> **DOCUMENT TEXT**
○ ○ ○ ○ ○
But devout and prayerful as to a casual observer the people would appear to be,we find that formalism and hypocrisy to a large extent prevailed. How sharply the Lord spoke of those hypocrites who loved to pray standing in the synagogues and corners of the streets that they might be seen of men! “Verily I say unto you, They have their reward.”And not only do the Gospels preserve this condemnation of empty prayer, but when we turn to Jewish teaching, it unwittingly records its own condemnation. The Rabbis make prayer a meritorious act: “Moses was accepted by the Lord,” say they, “not for his works, but for his prayers.” One Rabbi, indeed, well declared that to convert prayer into a regular recurring duty, is not devout supplication. True words are these. But when we meet with the current Rabbinic saying, “Prolix prayer prolongeth life,” we discover one of the causes of the “long prayers” condemned by the Lord. Again, “Since every berechah (thanksgiving) contained praise of the Divine Name, it was considered by the Jews an act of piety, and therefore entailing merit, to repeat as many as possible, till it was declared an evidence of special righteousness to say a hundred such berachoth (thanksgivings) in the course of a day.”
It is believed that in the time of the Lord some amount of freedom was allowed in prayer, but already burdensome rules (which afterward were made more stringent) were imposed as to posture, etc. It was laid down, either at that time or a little later, that the back must be bent till every bone was visible; that the voice must not be too loud, nor too low; neither, if during prayer even a serpent should twine itself round the heel of the suppliant, must it be shaken off — a restriction removed in the case of a scorpion, whose bite was more dangerous. In these and other ways all true prayer was in danger of being crushed out of the heart, under the “grievous burdens” imposed by the spiritual guides of the people.
But if prayer itself was so meritorious, the place in which it was offered was of no small importance. For, though Rabbi Jochanan (a contemporary of the Apostle Paul) excellently says, that he who prays in his house fortifies it as with a wall of iron, he adds that this holds good only where a Jew is alone — where no community exists. There, the synagogue must be resorted to. Others went further, and held that prayer was valid only when offered in the synagogue. How different the spirit of Christianity as expressed by St. Paul: “I will that men pray everywhere.”So other causes than the fact that Jehovah’s Name was set in the Temple, would induce suppliants to resort thither.
○ ○ ○ ○ ○
> **GIVEN INFORMATION**
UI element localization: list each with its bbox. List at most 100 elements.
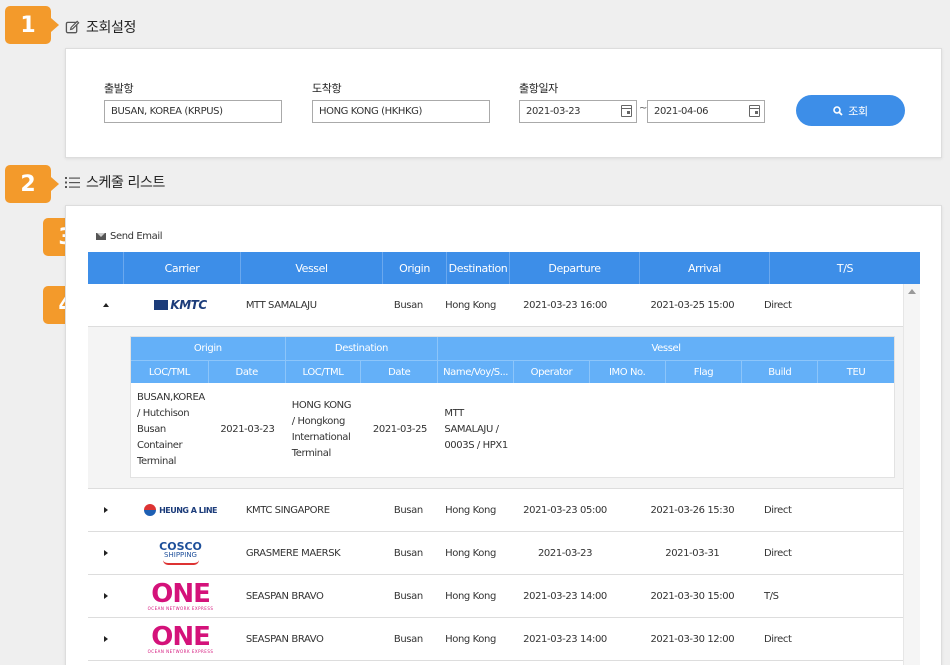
○ ○ ○ ○ ○
> **INSTRUCTION**
From the passage on prayer, list the rules that were laid down for a person while praying.

> **SOLUTION**
- The back must be bent until every bone is visible.
- The voice must be neither too loud nor too low.
- If a serpent twines itself around the heel during prayer, it must not be shaken off. This restriction did not apply to a scorpion.